> Challenge
Pick out each line below containing "افعي".

> Records supplied

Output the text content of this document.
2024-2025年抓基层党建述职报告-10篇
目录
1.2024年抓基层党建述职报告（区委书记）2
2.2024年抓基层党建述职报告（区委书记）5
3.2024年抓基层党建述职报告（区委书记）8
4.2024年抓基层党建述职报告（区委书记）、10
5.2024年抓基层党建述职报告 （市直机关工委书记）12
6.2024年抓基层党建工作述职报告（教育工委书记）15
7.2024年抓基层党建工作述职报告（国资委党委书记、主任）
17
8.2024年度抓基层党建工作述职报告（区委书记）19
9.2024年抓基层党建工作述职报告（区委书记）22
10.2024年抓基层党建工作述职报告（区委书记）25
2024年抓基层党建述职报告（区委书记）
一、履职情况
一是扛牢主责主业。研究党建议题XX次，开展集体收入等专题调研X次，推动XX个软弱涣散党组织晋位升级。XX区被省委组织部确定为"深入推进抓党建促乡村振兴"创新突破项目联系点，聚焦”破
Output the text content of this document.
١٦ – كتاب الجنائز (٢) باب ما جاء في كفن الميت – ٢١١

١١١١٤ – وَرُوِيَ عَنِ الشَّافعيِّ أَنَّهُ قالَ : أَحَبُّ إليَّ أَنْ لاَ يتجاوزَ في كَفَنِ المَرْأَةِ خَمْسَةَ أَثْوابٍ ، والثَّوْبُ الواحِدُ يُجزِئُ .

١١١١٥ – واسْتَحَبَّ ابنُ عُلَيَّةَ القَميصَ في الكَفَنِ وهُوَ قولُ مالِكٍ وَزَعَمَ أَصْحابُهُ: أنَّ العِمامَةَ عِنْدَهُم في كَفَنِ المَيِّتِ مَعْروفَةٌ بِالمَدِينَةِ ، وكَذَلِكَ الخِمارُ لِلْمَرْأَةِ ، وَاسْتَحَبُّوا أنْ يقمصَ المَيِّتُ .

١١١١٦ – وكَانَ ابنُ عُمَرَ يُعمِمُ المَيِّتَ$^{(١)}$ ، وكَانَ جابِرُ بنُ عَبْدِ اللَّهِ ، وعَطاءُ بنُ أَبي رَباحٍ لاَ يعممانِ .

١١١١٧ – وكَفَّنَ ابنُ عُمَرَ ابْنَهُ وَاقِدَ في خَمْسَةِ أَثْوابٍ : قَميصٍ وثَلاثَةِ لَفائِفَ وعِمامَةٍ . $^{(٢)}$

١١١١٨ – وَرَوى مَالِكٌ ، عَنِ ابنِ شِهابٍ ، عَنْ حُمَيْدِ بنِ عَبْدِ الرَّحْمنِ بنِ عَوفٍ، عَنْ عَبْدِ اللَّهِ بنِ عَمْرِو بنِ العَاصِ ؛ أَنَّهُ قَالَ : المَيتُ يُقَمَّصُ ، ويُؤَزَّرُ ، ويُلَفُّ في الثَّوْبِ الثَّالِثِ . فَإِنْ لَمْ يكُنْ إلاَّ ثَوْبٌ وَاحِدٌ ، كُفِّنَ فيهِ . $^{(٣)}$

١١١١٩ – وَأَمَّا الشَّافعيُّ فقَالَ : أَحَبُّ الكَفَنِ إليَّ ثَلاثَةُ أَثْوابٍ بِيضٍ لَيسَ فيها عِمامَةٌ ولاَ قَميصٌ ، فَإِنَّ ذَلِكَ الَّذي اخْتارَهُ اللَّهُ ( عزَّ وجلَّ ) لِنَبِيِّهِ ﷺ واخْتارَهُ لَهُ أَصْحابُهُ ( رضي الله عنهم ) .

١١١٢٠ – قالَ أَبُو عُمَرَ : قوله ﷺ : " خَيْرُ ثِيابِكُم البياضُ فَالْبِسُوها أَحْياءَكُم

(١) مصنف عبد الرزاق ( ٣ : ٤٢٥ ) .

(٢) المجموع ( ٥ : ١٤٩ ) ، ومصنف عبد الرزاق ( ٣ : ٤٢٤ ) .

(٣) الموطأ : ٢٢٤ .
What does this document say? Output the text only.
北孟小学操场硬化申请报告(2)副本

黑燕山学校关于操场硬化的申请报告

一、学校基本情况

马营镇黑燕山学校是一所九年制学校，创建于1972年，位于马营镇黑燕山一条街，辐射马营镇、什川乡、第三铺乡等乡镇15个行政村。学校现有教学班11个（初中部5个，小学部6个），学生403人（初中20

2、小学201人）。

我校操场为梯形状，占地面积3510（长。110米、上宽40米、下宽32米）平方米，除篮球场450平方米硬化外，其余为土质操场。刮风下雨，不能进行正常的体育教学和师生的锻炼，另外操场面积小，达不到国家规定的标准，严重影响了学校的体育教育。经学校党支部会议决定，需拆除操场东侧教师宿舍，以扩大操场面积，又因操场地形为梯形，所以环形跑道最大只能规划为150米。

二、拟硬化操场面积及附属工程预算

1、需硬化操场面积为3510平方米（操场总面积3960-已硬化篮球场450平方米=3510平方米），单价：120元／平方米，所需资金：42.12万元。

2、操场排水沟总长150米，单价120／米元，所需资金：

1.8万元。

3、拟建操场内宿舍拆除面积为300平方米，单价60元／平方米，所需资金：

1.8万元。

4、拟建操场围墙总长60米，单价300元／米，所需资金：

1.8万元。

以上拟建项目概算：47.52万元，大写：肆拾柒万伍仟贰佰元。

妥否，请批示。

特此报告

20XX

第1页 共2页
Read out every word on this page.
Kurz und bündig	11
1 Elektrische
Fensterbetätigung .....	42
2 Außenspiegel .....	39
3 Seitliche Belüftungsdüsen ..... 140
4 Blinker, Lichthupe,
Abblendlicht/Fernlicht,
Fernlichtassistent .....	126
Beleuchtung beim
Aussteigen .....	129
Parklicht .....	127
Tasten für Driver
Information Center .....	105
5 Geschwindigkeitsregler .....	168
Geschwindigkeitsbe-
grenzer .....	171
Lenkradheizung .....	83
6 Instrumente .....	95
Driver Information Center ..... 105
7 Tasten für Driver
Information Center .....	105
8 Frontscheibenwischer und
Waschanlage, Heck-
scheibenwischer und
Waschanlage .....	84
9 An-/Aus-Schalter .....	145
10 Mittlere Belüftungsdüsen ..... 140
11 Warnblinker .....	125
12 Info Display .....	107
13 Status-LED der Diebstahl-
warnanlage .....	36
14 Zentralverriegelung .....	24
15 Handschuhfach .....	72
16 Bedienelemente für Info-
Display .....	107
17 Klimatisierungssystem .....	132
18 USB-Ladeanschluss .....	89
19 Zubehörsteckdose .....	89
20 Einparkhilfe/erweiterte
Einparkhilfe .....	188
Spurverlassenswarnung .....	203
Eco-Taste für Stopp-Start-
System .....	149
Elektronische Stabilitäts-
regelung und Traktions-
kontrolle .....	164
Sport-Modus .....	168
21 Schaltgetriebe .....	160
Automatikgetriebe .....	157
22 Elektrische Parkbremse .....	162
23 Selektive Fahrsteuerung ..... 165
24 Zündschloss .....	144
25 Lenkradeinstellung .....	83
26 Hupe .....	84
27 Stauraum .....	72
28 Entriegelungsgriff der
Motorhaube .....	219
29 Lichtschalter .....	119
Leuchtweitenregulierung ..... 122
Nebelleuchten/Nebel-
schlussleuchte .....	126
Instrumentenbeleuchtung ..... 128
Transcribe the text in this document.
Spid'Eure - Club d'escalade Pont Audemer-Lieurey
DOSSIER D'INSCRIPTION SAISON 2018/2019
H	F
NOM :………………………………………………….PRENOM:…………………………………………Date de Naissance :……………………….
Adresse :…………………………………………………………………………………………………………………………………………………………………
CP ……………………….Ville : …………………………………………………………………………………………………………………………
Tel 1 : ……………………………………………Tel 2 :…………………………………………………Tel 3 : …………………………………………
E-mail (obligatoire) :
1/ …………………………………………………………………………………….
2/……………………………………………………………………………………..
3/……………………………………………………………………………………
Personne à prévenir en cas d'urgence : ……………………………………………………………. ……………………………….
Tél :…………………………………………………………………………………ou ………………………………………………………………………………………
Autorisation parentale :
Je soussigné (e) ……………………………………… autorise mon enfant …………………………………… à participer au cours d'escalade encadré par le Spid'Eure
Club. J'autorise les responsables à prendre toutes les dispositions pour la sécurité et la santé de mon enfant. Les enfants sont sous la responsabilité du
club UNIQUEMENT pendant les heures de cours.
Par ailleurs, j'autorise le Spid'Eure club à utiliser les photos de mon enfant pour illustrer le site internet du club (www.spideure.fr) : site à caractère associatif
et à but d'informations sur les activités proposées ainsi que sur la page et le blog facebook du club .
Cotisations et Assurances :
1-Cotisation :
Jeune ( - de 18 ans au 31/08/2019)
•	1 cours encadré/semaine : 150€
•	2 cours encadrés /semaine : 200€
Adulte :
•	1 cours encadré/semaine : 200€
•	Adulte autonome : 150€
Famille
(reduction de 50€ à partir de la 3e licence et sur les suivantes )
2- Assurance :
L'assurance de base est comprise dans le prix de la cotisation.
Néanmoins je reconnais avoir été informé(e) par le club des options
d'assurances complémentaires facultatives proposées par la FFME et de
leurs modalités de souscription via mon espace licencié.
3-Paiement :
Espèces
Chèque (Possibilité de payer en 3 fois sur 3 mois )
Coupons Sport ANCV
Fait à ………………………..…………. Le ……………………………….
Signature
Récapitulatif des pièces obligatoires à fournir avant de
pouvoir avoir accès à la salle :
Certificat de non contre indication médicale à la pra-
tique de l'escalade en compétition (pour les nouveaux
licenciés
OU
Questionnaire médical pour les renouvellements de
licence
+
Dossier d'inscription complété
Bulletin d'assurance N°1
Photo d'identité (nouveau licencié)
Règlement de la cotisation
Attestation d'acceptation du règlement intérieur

> Final result
١١١١٤ – وَرُوِيَ عَنِ الشَّافعيِّ أَنَّهُ قالَ : أَحَبُّ إليَّ أَنْ لاَ يتجاوزَ في كَفَنِ المَرْأَةِ خَمْسَةَ أَثْوابٍ ، والثَّوْبُ الواحِدُ يُجزِئُ .
١١١١٩ – وَأَمَّا الشَّافعيُّ فقَالَ : أَحَبُّ الكَفَنِ إليَّ ثَلاثَةُ أَثْوابٍ بِيضٍ لَيسَ فيها عِمامَةٌ ولاَ قَميصٌ ، فَإِنَّ ذَلِكَ الَّذي اخْتارَهُ اللَّهُ ( عزَّ وجلَّ ) لِنَبِيِّهِ ﷺ واخْتارَهُ لَهُ أَصْحابُهُ ( رضي الله عنهم ) .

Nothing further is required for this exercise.